→ **Work required**
Repeat every line exactly, keeping the pictures out of the copy.

→ **Available data**

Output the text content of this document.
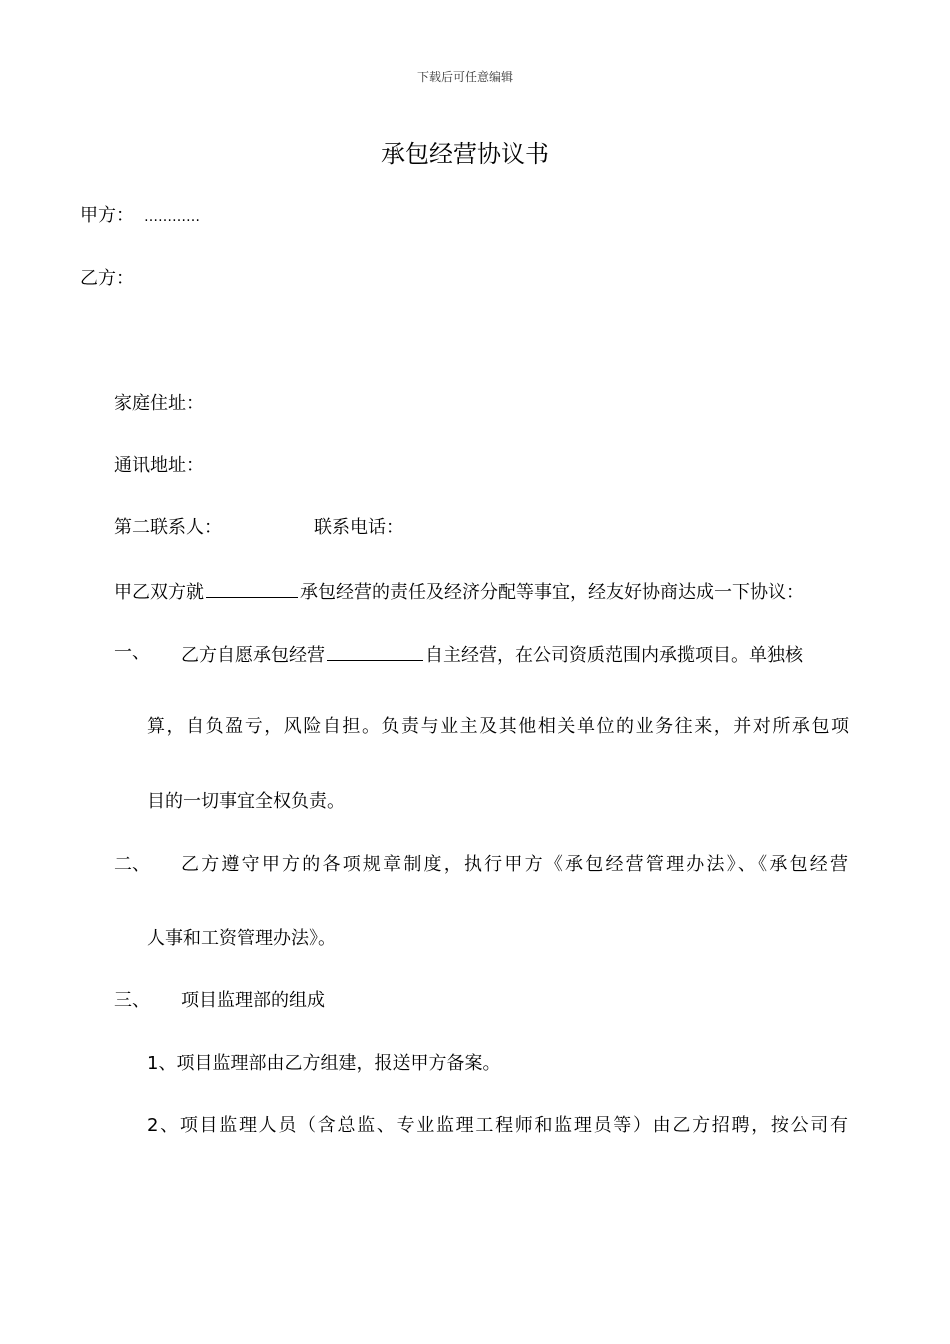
下载后可任意编辑
承包经营协议书
甲方： …………
乙方：
家庭住址：
通讯地址：
第二联系人：	联系电话：
甲乙双方就	承包经营的责任及经济分配等事宜，经友好协商达成一下协议：
一、 乙方自愿承包经营	自主经营，在公司资质范围内承揽项目。单独核
算，自负盈亏，风险自担。负责与业主及其他相关单位的业务往来，并对所承包项
目的一切事宜全权负责。
二、 乙方遵守甲方的各项规章制度，执行甲方《承包经营管理办法》、《承包经营
人事和工资管理办法》。
三、 项目监理部的组成
1、项目监理部由乙方组建，报送甲方备案。
2、项目监理人员（含总监、专业监理工程师和监理员等）由乙方招聘，按公司有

→ **Exercise result**
Output the text content of this document.
下载后可任意编辑
承包经营协议书
甲方： …………
乙方：
家庭住址：
通讯地址：
第二联系人：	联系电话：
甲乙双方就	承包经营的责任及经济分配等事宜，经友好协商达成一下协议：
一、 乙方自愿承包经营	自主经营，在公司资质范围内承揽项目。单独核
算，自负盈亏，风险自担。负责与业主及其他相关单位的业务往来，并对所承包项
目的一切事宜全权负责。
二、 乙方遵守甲方的各项规章制度，执行甲方《承包经营管理办法》、《承包经营
人事和工资管理办法》。
三、 项目监理部的组成
1、项目监理部由乙方组建，报送甲方备案。
2、项目监理人员（含总监、专业监理工程师和监理员等）由乙方招聘，按公司有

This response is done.